SECTION DU DOCUMENT:
Le CCE et le CNT encouragent les opérateurs de transport public et leurs autorités de tutelle à prendre encore plus de mesures de ce type en vue de l'intégration tarifaire des transports publics en Belgique. Ils constatent dès lors avec satisfaction que les opérateurs de transport public ne restent pas inactifs et qu’ils continueront à prendre des initiatives dans ce domaine. Pour obtenir de plus amples informations en la matière, vous pouvez cliquer sur ce lien.
En ce moment, les travaux portant sur une vision pour le rail à long terme (à l’horizon 2040) se déroulent parallèlement à ceux portant sur les nouveaux contrats de gestion pour la SNCB et Infrabel. Ainsi que l’annonçait l’accord de gouvernement du gouvernement De Croo, cette vision pour le rail à long terme aura notamment pour but le développement d’un système intégré de transport public, objectif auquel le CCE et le CNT souscrivent donc pleinement. Les négociations relatives au nouveau contrat de gestion de la SNCB sont en cours. Le CCE et le CNT estiment que la SNCB devrait être encouragée, sur la base de ce contrat, à se concerter et à collaborer avec d’autres fournisseurs de mobilité (publics et privés), ce qui est nécessaire afin de pouvoir mettre sur pied un système intégré et global de mobilité. Les Conseils espèrent que leur demande sera prise en compte dans le nouveau contrat de gestion de la SNCB qui devrait être finalisé début 2023.
Élaborer une stratégie train-vélo
Le Conseil central de l'économie (CCE) et le Conseil national du travail (CNT) considèrent qu’il est important d’apporter une réponse à l’augmentation constante de l’utilisation du vélo par le biais du futur contrat de gestion de la SNCB.
Comment peut-on encourager la combinaison du train et du vélo ? Dans leur avis du 29 juin 2021 (point 2.2.3, pages 10-11), le CCE et le CNT recommandent diverses pistes concrètes à cet effet.
Où en sommes-nous aujourd’hui ?
La SNCB a présenté, en juin 2021, sa stratégie Train + Vélo ; celle-ci s’inscrit dans la ligne des recommandations du CCE et du CNT. Concrètement, la SNCB créera plus de capacité d’accueil des vélos dans les trains, pour atteindre 6.700 places vélos d’ici 2025 (+ 50 %), plus de parkings vélos – surtout sécurisés – dans les gares, pour atteindre au moins 150.000 places dans les prochaines années et une signalétique plus claire – notamment à l’extérieur des voitures (de train) ; elle donnera aussi une information plus claire aux voyageurs, au moyen notamment d’une app SNCB dédiée au vélo. Cette stratégie Train + Vélo marque un tournant et est selon le CCE et le CNT un pas dans la bonne direction. Une évaluation sera faite et la SNCB sera amenée à faire évoluer sa stratégie Train + Vélo dans les années à venir.
Le ministre de la Mobilité Gilkinet a l’intention, conformément au souhait des Conseils, d’intégrer une stratégie Train + Vélo dans le nouveau contrat de gestion de la SNCB, lequel devrait être prêt au début de l’année 2023.

ÉNONCÉ DE LA TÂCHE:
Affichez sans modification le passage de la section du document sur le rail et la SNCB, à partir des mots « Élaborer une stratégie » et jusqu'aux mots « sommes-nous aujourd’hui ? » inclus.

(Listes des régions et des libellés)
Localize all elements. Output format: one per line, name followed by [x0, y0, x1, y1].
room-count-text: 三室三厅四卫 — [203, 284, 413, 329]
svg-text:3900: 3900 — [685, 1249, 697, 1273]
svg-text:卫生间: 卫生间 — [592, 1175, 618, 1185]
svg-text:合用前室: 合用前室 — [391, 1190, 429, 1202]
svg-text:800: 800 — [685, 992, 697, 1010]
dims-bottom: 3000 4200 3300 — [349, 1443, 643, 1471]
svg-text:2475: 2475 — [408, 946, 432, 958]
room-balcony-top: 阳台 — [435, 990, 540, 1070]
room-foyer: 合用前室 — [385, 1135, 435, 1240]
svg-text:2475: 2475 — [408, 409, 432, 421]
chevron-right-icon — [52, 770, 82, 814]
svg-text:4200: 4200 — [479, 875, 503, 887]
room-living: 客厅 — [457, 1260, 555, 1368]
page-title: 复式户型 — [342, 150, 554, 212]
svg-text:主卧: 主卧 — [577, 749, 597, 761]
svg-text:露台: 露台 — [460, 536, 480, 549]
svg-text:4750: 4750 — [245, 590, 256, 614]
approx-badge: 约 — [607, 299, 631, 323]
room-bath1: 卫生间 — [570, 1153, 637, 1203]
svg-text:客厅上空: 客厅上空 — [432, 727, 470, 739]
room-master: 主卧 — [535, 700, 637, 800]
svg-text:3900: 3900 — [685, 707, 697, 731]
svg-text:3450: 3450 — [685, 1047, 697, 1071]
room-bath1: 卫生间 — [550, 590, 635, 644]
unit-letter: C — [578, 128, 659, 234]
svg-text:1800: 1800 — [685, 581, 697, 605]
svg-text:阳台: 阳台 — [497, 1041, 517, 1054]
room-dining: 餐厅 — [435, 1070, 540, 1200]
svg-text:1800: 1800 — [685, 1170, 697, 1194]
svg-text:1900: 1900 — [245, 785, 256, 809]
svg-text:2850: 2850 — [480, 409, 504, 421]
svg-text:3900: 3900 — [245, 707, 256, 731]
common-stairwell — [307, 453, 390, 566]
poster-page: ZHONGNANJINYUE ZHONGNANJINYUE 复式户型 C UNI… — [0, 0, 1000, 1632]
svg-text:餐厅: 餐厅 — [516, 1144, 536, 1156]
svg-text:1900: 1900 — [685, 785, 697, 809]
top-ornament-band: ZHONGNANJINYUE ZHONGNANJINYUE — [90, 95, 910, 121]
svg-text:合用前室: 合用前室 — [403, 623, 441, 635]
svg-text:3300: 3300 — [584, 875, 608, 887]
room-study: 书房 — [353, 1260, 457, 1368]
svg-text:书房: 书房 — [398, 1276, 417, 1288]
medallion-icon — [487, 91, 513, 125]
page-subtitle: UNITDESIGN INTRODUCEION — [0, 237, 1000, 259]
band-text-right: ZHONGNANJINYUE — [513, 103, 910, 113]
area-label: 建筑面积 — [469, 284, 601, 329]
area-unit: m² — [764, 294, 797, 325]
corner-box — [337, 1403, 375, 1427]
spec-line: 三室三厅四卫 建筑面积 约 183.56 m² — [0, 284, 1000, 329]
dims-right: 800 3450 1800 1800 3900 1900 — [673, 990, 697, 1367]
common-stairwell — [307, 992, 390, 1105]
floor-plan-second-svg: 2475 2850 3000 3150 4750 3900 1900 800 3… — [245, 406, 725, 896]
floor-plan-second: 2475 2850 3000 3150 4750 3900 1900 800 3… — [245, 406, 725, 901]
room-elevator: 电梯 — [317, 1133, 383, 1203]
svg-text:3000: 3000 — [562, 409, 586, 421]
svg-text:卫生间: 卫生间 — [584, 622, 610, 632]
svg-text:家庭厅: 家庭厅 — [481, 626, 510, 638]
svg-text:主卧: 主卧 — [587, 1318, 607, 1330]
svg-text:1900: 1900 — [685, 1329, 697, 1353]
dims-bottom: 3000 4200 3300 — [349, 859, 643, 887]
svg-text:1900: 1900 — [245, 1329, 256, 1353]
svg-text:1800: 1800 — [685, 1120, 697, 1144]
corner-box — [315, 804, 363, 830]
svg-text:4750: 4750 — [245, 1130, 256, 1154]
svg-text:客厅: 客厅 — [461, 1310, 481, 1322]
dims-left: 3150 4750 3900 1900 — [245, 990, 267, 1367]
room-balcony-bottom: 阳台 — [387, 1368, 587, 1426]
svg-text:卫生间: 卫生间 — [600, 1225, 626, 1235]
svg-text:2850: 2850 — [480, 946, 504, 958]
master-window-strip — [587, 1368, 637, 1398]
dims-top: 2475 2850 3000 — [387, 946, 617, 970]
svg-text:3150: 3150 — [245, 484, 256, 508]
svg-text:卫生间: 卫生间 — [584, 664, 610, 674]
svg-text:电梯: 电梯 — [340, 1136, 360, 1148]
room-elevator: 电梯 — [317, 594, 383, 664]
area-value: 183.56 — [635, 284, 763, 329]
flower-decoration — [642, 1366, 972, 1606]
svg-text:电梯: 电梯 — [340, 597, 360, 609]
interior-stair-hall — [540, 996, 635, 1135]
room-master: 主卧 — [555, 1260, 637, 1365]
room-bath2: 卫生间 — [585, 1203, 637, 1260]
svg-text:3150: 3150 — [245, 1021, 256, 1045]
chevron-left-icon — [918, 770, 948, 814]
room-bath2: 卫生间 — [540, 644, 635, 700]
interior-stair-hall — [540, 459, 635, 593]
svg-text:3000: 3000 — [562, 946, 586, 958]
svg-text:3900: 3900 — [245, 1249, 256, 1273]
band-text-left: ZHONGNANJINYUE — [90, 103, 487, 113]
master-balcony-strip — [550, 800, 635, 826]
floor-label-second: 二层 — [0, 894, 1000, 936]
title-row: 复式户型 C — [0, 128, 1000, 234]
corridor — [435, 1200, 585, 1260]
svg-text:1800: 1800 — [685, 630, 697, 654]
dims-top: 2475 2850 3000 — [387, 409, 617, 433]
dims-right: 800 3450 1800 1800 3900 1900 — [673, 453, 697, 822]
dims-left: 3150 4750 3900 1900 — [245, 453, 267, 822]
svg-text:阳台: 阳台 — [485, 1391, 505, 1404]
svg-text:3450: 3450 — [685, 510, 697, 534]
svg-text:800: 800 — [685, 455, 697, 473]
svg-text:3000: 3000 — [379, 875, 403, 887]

RÉSULTAT ATTENDU:
Élaborer une stratégie train-vélo
Le Conseil central de l'économie (CCE) et le Conseil national du travail (CNT) considèrent qu’il est important d’apporter une réponse à l’augmentation constante de l’utilisation du vélo par le biais du futur contrat de gestion de la SNCB.
Comment peut-on encourager la combinaison du train et du vélo ? Dans leur avis du 29 juin 2021 (point 2.2.3, pages 10-11), le CCE et le CNT recommandent diverses pistes concrètes à cet effet.
Où en sommes-nous aujourd’hui ?